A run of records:
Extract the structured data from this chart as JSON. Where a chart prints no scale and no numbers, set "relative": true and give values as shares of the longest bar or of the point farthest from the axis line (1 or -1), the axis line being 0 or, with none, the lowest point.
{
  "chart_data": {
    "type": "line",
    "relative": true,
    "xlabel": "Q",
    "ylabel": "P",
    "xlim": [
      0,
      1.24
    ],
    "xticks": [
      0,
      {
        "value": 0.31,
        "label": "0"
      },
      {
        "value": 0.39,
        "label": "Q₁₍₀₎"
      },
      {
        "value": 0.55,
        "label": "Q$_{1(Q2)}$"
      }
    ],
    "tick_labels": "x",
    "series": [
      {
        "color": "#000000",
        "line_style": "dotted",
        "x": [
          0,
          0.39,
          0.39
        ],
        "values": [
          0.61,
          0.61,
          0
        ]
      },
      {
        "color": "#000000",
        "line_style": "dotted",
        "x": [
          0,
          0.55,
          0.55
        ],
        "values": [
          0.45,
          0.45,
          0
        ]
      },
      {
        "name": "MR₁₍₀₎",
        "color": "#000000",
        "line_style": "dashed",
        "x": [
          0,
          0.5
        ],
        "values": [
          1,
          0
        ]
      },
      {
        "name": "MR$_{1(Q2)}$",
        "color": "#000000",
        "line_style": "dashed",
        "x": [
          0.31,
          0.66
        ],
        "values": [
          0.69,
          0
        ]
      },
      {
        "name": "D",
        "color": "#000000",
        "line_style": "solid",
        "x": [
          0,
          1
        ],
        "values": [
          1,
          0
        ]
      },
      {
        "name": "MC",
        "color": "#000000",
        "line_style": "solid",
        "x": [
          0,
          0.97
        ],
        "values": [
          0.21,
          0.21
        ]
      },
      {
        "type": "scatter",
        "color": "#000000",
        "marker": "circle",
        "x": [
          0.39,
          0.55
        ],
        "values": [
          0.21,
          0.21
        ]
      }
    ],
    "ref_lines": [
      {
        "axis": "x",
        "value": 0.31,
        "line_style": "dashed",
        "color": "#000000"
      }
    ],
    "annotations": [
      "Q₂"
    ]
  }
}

→ **What is being asked**: Go through the material and select each line with the string "true" in it.

→ **The reply**:
Extract the structured data from this chart as JSON. Where a chart prints no scale and no numbers, set "relative": true and give values as shares of the longest bar or of the point farthest from the axis line (1 or -1), the axis line being 0 or, with none, the lowest point.
    "relative": true,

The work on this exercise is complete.